** Begin Provided data **

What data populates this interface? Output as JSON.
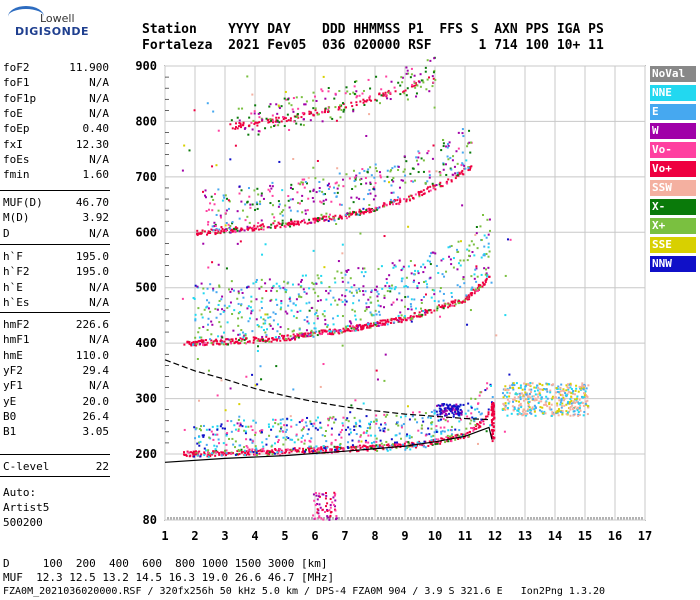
{
  "logo": {
    "line1": "Lowell",
    "line2": "DIGISONDE"
  },
  "header": {
    "labels": "Station    YYYY DAY    DDD HHMMSS P1  FFS S  AXN PPS IGA PS",
    "values": "Fortaleza  2021 Fev05  036 020000 RSF      1 714 100 10+ 11"
  },
  "params_group1": [
    {
      "name": "foF2",
      "value": "11.900"
    },
    {
      "name": "foF1",
      "value": "N/A"
    },
    {
      "name": "foF1p",
      "value": "N/A"
    },
    {
      "name": "foE",
      "value": "N/A"
    },
    {
      "name": "foEp",
      "value": "0.40"
    },
    {
      "name": "fxI",
      "value": "12.30"
    },
    {
      "name": "foEs",
      "value": "N/A"
    },
    {
      "name": "fmin",
      "value": "1.60"
    }
  ],
  "params_group2": [
    {
      "name": "MUF(D)",
      "value": "46.70"
    },
    {
      "name": "M(D)",
      "value": "3.92"
    },
    {
      "name": "D",
      "value": "N/A"
    }
  ],
  "params_group3": [
    {
      "name": "h`F",
      "value": "195.0"
    },
    {
      "name": "h`F2",
      "value": "195.0"
    },
    {
      "name": "h`E",
      "value": "N/A"
    },
    {
      "name": "h`Es",
      "value": "N/A"
    }
  ],
  "params_group4": [
    {
      "name": "hmF2",
      "value": "226.6"
    },
    {
      "name": "hmF1",
      "value": "N/A"
    },
    {
      "name": "hmE",
      "value": "110.0"
    },
    {
      "name": "yF2",
      "value": "29.4"
    },
    {
      "name": "yF1",
      "value": "N/A"
    },
    {
      "name": "yE",
      "value": "20.0"
    },
    {
      "name": "B0",
      "value": "26.4"
    },
    {
      "name": "B1",
      "value": "3.05"
    }
  ],
  "params_group5": [
    {
      "name": "C-level",
      "value": "22"
    }
  ],
  "auto": {
    "line1": "Auto:",
    "line2": "Artist5",
    "line3": "500200"
  },
  "bottom": {
    "d_line": "D     100  200  400  600  800 1000 1500 3000 [km]",
    "muf_line": "MUF  12.3 12.5 13.2 14.5 16.3 19.0 26.6 46.7 [MHz]",
    "file_line": "FZA0M_2021036020000.RSF / 320fx256h 50 kHz 5.0 km / DPS-4 FZA0M 904 / 3.9 S 321.6 E   Ion2Png 1.3.20"
  },
  "legend": [
    {
      "label": "NoVal",
      "color": "#888888"
    },
    {
      "label": "NNE",
      "color": "#22d8f0"
    },
    {
      "label": "E",
      "color": "#46a8f0"
    },
    {
      "label": "W",
      "color": "#a000a8"
    },
    {
      "label": "Vo-",
      "color": "#ff40a0"
    },
    {
      "label": "Vo+",
      "color": "#ee0040"
    },
    {
      "label": "SSW",
      "color": "#f4b0a0"
    },
    {
      "label": "X-",
      "color": "#0a7a0a"
    },
    {
      "label": "X+",
      "color": "#7ac040"
    },
    {
      "label": "SSE",
      "color": "#d8d000"
    },
    {
      "label": "NNW",
      "color": "#1010c8"
    }
  ],
  "chart_data": {
    "type": "scatter",
    "xlabel": "",
    "ylabel": "",
    "xlim": [
      1,
      17
    ],
    "ylim": [
      80,
      900
    ],
    "x_ticks": [
      "1",
      "2",
      "3",
      "4",
      "5",
      "6",
      "7",
      "8",
      "9",
      "10",
      "11",
      "12",
      "13",
      "14",
      "15",
      "16",
      "17"
    ],
    "y_ticks": [
      "80",
      "200",
      "300",
      "400",
      "500",
      "600",
      "700",
      "800",
      "900"
    ],
    "y_scale": "piecewise (80-200 compressed)",
    "grid": true,
    "traces": [
      {
        "name": "first hop F2 trace",
        "freq": [
          1.6,
          3,
          5,
          7,
          9,
          10,
          11,
          11.6,
          11.9
        ],
        "height": [
          200,
          203,
          206,
          210,
          215,
          222,
          235,
          260,
          290
        ]
      },
      {
        "name": "second hop",
        "freq": [
          1.6,
          3,
          5,
          7,
          9,
          11,
          11.8
        ],
        "height": [
          400,
          403,
          410,
          425,
          445,
          480,
          520
        ]
      },
      {
        "name": "third hop",
        "freq": [
          2,
          3,
          5,
          7,
          9,
          10.5,
          11.2
        ],
        "height": [
          600,
          603,
          615,
          630,
          660,
          695,
          720
        ]
      },
      {
        "name": "fourth hop",
        "freq": [
          3,
          5,
          7,
          9,
          10
        ],
        "height": [
          790,
          805,
          830,
          860,
          880
        ]
      }
    ],
    "profile_solid": {
      "freq": [
        1,
        3,
        5,
        7,
        9,
        10,
        11,
        11.8,
        11.9
      ],
      "height": [
        185,
        192,
        197,
        205,
        214,
        222,
        232,
        248,
        226
      ]
    },
    "profile_dashed": {
      "freq": [
        1,
        2,
        3,
        4,
        5,
        6,
        7,
        8,
        9,
        10,
        11,
        11.8
      ],
      "height": [
        370,
        350,
        335,
        318,
        305,
        294,
        285,
        278,
        272,
        268,
        264,
        262
      ]
    }
  }
}
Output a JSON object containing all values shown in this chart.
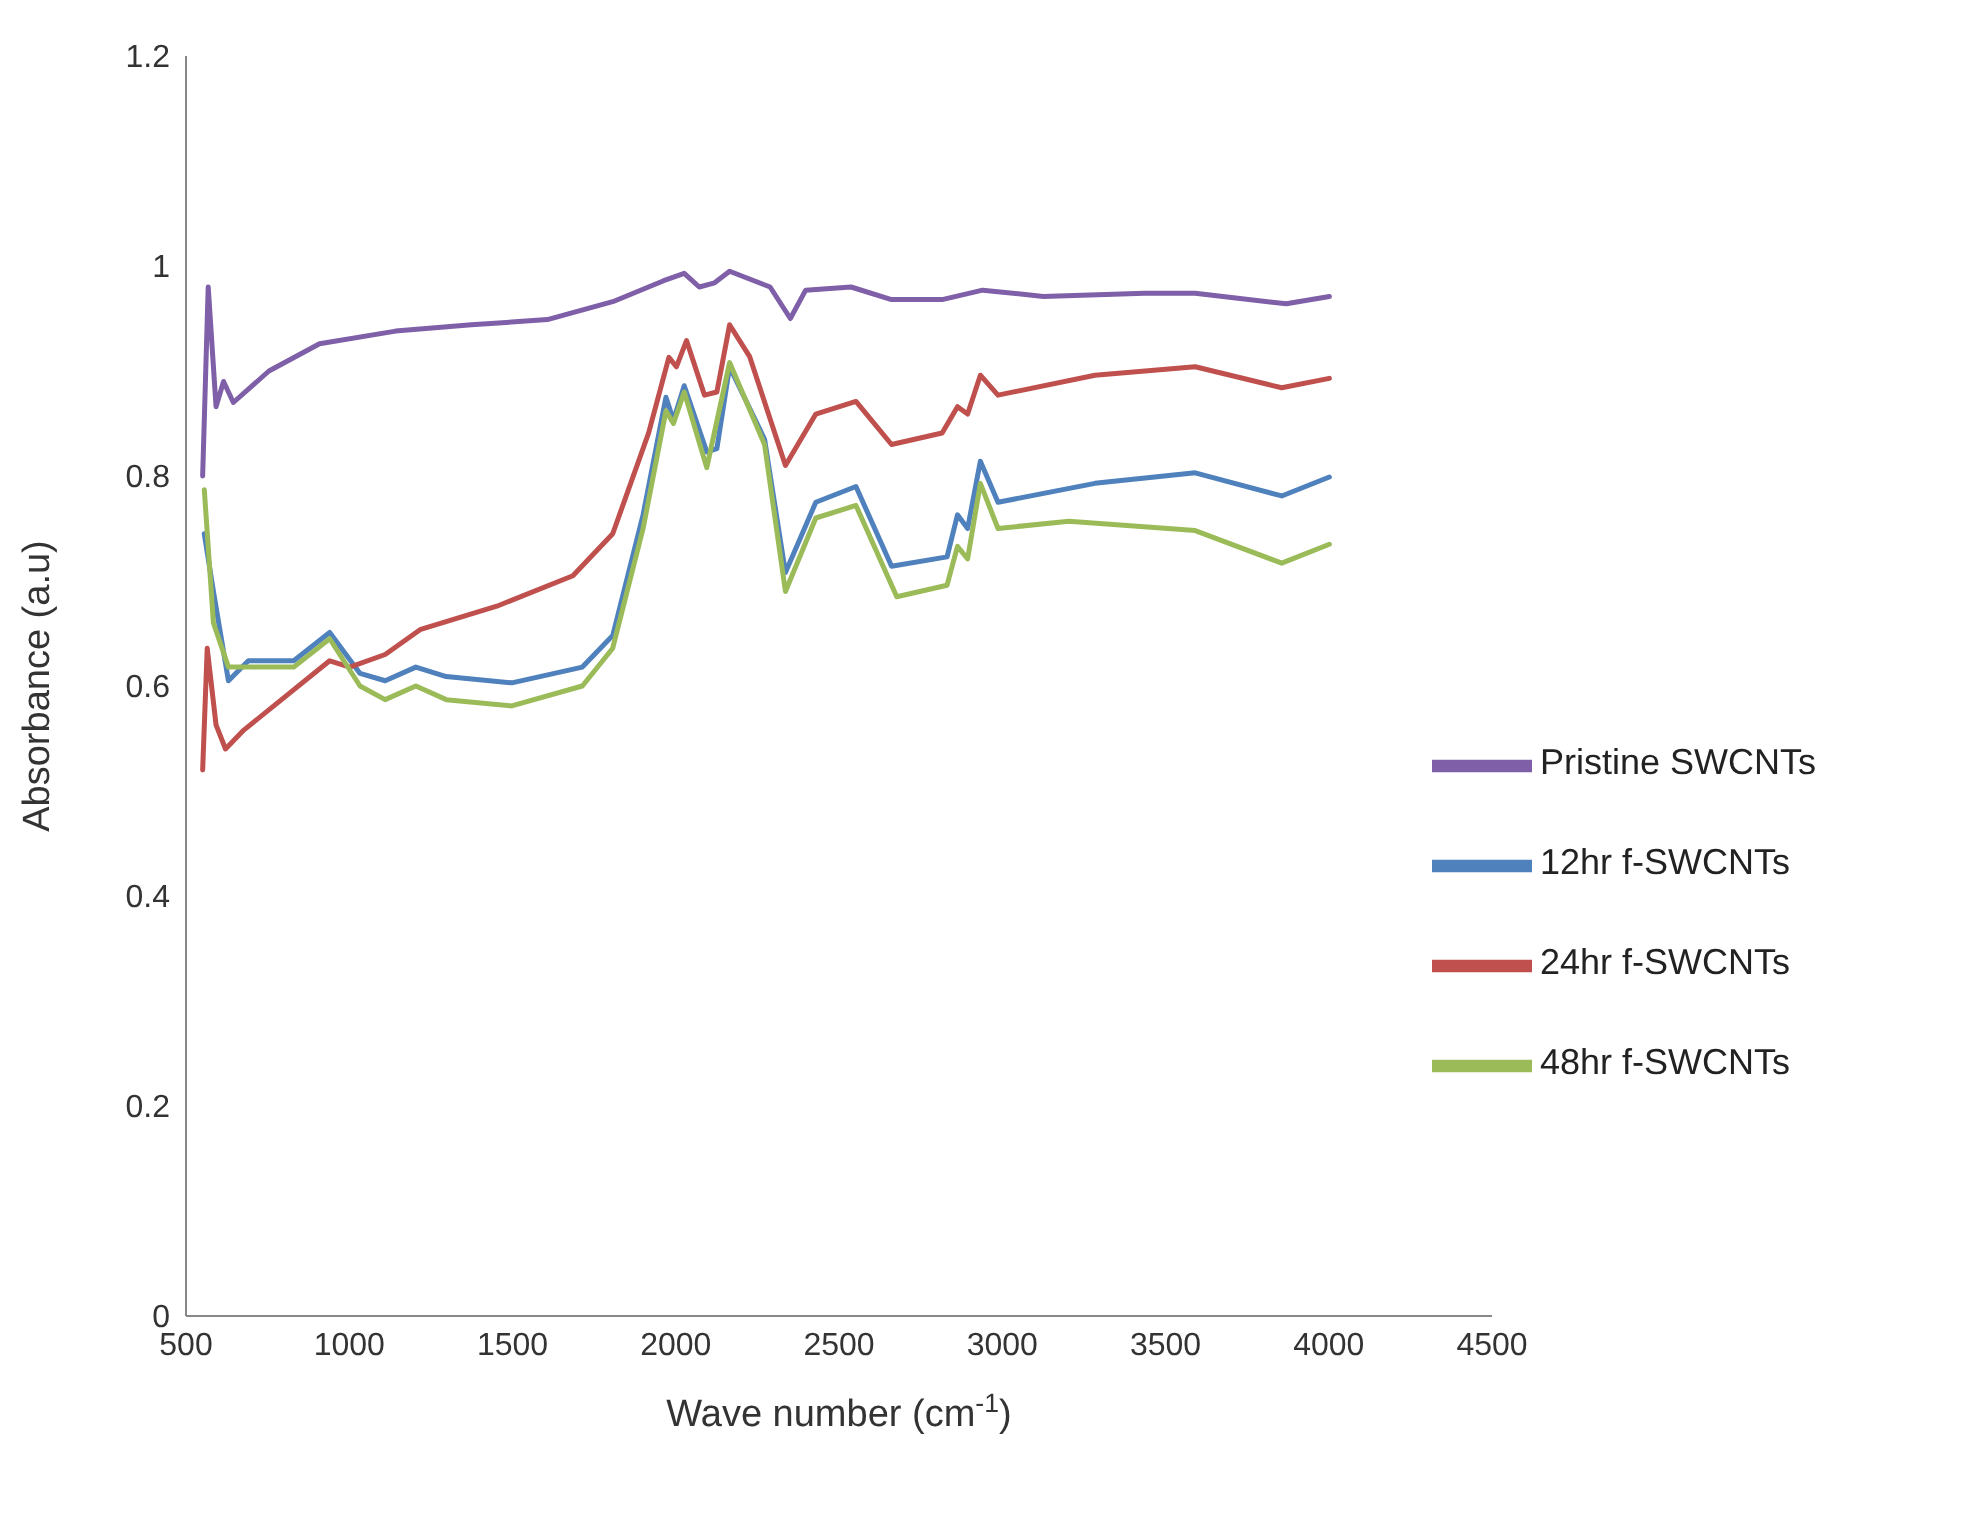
{
  "chart_data": {
    "type": "line",
    "xlabel": "Wave number (cm$^{-1}$)",
    "ylabel": "Absorbance (a.u)",
    "xlim": [
      500,
      4500
    ],
    "xticks": [
      500,
      1000,
      1500,
      2000,
      2500,
      3000,
      3500,
      4000,
      4500
    ],
    "ylim": [
      0,
      1.2
    ],
    "yticks": [
      0,
      0.2,
      0.4,
      0.6,
      0.8,
      1,
      1.2
    ],
    "grid": false,
    "legend": "right",
    "marker": "none",
    "line_style": "solid",
    "series": [
      {
        "name": "Pristine SWCNTs",
        "color": "#7e5fa8",
        "x": [
          551,
          568,
          592,
          615,
          645,
          754,
          909,
          1142,
          1374,
          1607,
          1807,
          1963,
          2026,
          2072,
          2119,
          2165,
          2289,
          2351,
          2398,
          2537,
          2661,
          2816,
          2940,
          3126,
          3435,
          3591,
          3870,
          4002
        ],
        "values": [
          0.8,
          0.98,
          0.866,
          0.89,
          0.87,
          0.9,
          0.926,
          0.938,
          0.944,
          0.949,
          0.966,
          0.986,
          0.993,
          0.98,
          0.984,
          0.995,
          0.98,
          0.95,
          0.977,
          0.98,
          0.968,
          0.968,
          0.977,
          0.971,
          0.974,
          0.974,
          0.964,
          0.971
        ]
      },
      {
        "name": "12hr f-SWCNTs",
        "color": "#4f81bd",
        "x": [
          556,
          584,
          630,
          691,
          830,
          940,
          1033,
          1110,
          1204,
          1297,
          1498,
          1714,
          1807,
          1900,
          1970,
          1993,
          2026,
          2095,
          2126,
          2165,
          2272,
          2336,
          2429,
          2552,
          2661,
          2831,
          2863,
          2894,
          2933,
          2987,
          3284,
          3591,
          3856,
          4002
        ],
        "values": [
          0.745,
          0.69,
          0.605,
          0.624,
          0.624,
          0.651,
          0.612,
          0.605,
          0.618,
          0.609,
          0.603,
          0.618,
          0.648,
          0.763,
          0.875,
          0.853,
          0.886,
          0.823,
          0.826,
          0.904,
          0.835,
          0.708,
          0.775,
          0.79,
          0.714,
          0.723,
          0.763,
          0.75,
          0.814,
          0.775,
          0.793,
          0.803,
          0.781,
          0.799
        ]
      },
      {
        "name": "24hr f-SWCNTs",
        "color": "#c0504d",
        "x": [
          551,
          565,
          592,
          621,
          677,
          940,
          1002,
          1110,
          1219,
          1452,
          1685,
          1807,
          1917,
          1979,
          2002,
          2033,
          2088,
          2126,
          2165,
          2226,
          2336,
          2429,
          2552,
          2661,
          2816,
          2863,
          2894,
          2933,
          2987,
          3284,
          3591,
          3856,
          4002
        ],
        "values": [
          0.52,
          0.636,
          0.563,
          0.54,
          0.558,
          0.624,
          0.618,
          0.63,
          0.654,
          0.676,
          0.705,
          0.745,
          0.841,
          0.913,
          0.904,
          0.929,
          0.877,
          0.88,
          0.944,
          0.914,
          0.81,
          0.859,
          0.871,
          0.83,
          0.841,
          0.866,
          0.859,
          0.896,
          0.877,
          0.896,
          0.904,
          0.884,
          0.893
        ]
      },
      {
        "name": "48hr f-SWCNTs",
        "color": "#9bbb59",
        "x": [
          556,
          584,
          630,
          830,
          940,
          1033,
          1110,
          1204,
          1297,
          1498,
          1714,
          1807,
          1900,
          1970,
          1993,
          2026,
          2095,
          2165,
          2272,
          2336,
          2429,
          2552,
          2677,
          2831,
          2863,
          2894,
          2933,
          2987,
          3204,
          3591,
          3856,
          4002
        ],
        "values": [
          0.787,
          0.66,
          0.618,
          0.618,
          0.645,
          0.6,
          0.587,
          0.6,
          0.587,
          0.581,
          0.6,
          0.636,
          0.75,
          0.862,
          0.85,
          0.88,
          0.808,
          0.908,
          0.83,
          0.69,
          0.76,
          0.772,
          0.685,
          0.696,
          0.733,
          0.721,
          0.793,
          0.75,
          0.757,
          0.748,
          0.717,
          0.735
        ]
      }
    ]
  }
}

** End Provided data **

The task >> Which lines contain the word "SWCNTs"? Copy each of them.

Output for this task >>
        "name": "Pristine SWCNTs",
        "name": "12hr f-SWCNTs",
        "name": "24hr f-SWCNTs",
        "name": "48hr f-SWCNTs",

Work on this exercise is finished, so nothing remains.